_WHAT TO DO:_ Look below. Copy each line that has "unionC" in it.

_EXTRACTED ENTRIES:_
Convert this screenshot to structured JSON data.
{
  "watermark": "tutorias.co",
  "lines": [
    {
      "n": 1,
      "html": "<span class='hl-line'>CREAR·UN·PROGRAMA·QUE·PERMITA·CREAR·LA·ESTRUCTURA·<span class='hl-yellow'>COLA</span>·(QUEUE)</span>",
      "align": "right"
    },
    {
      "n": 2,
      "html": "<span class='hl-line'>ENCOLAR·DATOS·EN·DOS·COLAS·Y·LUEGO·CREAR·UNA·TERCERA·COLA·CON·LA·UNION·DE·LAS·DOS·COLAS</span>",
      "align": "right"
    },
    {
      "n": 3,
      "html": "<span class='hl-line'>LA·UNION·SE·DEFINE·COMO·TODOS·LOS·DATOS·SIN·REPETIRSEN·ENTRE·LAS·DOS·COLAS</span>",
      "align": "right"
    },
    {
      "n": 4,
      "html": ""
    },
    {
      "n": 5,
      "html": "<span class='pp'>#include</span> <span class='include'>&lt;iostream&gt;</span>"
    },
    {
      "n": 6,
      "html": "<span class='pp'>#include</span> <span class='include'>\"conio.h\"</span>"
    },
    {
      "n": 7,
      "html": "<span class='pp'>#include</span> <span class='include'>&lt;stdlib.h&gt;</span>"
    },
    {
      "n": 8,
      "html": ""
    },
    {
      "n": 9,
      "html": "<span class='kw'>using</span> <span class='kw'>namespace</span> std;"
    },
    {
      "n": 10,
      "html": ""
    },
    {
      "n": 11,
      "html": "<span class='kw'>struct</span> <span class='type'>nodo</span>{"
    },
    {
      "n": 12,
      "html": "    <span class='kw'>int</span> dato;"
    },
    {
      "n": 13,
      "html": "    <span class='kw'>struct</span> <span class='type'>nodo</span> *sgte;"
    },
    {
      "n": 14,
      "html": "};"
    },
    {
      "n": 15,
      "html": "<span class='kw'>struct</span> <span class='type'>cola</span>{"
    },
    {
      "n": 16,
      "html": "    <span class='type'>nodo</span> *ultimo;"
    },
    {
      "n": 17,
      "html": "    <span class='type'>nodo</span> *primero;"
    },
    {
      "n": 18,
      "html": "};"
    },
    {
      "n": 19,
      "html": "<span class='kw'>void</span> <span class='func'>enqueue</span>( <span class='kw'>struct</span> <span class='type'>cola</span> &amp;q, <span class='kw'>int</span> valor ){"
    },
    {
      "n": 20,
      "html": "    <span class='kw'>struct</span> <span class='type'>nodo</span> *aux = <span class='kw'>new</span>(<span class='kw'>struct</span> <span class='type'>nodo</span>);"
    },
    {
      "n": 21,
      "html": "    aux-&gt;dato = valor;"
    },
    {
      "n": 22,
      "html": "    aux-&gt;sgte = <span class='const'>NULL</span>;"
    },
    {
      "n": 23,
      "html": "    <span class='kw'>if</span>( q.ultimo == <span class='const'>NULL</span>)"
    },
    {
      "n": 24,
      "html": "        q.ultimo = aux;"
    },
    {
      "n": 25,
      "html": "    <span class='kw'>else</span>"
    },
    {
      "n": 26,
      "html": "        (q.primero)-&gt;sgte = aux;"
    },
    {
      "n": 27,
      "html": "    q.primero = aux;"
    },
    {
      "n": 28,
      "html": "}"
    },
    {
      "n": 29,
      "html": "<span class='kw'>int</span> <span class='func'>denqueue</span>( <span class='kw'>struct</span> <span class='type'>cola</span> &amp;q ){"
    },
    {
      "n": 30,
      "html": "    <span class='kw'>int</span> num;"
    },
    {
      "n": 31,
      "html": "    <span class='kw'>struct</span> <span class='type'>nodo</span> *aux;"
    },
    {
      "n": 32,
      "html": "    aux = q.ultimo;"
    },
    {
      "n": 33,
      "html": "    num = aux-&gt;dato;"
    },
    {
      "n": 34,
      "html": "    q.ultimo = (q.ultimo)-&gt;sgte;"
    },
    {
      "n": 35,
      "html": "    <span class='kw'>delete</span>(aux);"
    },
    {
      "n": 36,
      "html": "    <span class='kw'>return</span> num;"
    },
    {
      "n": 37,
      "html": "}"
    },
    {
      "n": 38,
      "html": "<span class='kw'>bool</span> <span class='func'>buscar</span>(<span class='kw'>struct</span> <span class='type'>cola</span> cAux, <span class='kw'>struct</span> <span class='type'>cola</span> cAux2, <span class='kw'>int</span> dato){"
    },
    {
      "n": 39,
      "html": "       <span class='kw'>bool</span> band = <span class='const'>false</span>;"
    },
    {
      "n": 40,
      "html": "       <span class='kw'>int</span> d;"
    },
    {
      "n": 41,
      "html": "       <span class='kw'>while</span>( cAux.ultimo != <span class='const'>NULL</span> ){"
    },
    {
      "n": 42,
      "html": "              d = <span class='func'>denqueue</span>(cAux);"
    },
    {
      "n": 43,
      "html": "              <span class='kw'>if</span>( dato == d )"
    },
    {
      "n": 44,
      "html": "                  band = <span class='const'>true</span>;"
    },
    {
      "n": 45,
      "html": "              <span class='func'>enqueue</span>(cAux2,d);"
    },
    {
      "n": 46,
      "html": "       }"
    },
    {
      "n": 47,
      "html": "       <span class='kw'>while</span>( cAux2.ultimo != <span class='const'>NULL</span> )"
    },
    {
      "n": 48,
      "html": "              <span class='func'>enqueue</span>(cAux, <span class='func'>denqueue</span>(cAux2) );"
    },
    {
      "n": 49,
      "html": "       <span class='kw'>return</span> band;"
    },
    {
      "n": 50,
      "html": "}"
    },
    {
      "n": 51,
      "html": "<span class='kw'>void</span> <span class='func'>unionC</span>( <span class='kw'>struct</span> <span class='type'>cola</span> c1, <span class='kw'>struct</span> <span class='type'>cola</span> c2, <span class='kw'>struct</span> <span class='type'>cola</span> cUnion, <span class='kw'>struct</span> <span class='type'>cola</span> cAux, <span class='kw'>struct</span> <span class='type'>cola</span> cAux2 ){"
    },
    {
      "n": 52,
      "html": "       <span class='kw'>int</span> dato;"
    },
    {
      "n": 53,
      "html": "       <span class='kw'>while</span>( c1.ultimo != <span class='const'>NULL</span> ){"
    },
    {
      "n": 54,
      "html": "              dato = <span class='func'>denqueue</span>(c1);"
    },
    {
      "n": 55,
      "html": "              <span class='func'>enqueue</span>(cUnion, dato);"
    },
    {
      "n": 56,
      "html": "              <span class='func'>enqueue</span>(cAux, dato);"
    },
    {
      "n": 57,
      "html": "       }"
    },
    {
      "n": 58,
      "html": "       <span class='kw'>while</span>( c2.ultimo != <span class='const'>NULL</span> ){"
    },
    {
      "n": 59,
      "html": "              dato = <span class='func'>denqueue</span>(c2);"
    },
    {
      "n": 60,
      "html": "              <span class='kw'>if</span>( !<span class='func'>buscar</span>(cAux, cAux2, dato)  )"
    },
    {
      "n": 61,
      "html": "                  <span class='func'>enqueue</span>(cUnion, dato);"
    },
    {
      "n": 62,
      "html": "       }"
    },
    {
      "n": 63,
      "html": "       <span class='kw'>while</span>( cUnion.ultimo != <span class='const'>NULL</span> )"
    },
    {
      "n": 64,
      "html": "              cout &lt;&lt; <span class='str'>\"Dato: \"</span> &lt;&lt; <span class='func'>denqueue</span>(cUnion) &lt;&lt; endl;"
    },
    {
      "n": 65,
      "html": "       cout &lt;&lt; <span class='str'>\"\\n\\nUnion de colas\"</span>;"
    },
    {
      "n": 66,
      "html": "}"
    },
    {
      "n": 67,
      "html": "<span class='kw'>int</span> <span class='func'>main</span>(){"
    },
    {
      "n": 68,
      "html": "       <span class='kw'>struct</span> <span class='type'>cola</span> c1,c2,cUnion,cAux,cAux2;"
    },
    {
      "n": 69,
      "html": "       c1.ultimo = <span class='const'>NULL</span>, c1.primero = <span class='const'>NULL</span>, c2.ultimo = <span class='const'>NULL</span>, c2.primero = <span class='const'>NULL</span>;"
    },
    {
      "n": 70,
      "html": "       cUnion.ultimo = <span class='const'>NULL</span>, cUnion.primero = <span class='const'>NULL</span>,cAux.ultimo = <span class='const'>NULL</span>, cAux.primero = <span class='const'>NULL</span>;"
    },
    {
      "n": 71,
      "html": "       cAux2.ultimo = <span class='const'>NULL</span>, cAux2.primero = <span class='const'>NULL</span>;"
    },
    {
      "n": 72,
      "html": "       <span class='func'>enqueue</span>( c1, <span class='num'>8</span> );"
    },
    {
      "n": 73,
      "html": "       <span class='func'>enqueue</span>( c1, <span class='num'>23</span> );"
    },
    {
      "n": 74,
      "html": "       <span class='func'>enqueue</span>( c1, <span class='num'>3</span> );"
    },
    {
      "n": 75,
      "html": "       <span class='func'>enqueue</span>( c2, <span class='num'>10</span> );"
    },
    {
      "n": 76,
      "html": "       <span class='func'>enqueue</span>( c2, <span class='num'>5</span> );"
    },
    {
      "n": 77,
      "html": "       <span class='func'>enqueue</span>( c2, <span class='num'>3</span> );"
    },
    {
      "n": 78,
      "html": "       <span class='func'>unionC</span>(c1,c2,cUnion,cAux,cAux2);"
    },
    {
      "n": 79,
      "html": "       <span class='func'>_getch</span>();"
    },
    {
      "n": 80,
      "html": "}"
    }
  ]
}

_CORRECT RESULT:_
      "html": "<span class='kw'>void</span> <span class='func'>unionC</span>( <span class='kw'>struct</span> <span class='type'>cola</span> c1, <span class='kw'>struct</span> <span class='type'>cola</span> c2, <span class='kw'>struct</span> <span class='type'>cola</span> cUnion, <span class='kw'>struct</span> <span class='type'>cola</span> cAux, <span class='kw'>struct</span> <span class='type'>cola</span> cAux2 ){"
      "html": "       <span class='func'>unionC</span>(c1,c2,cUnion,cAux,cAux2);"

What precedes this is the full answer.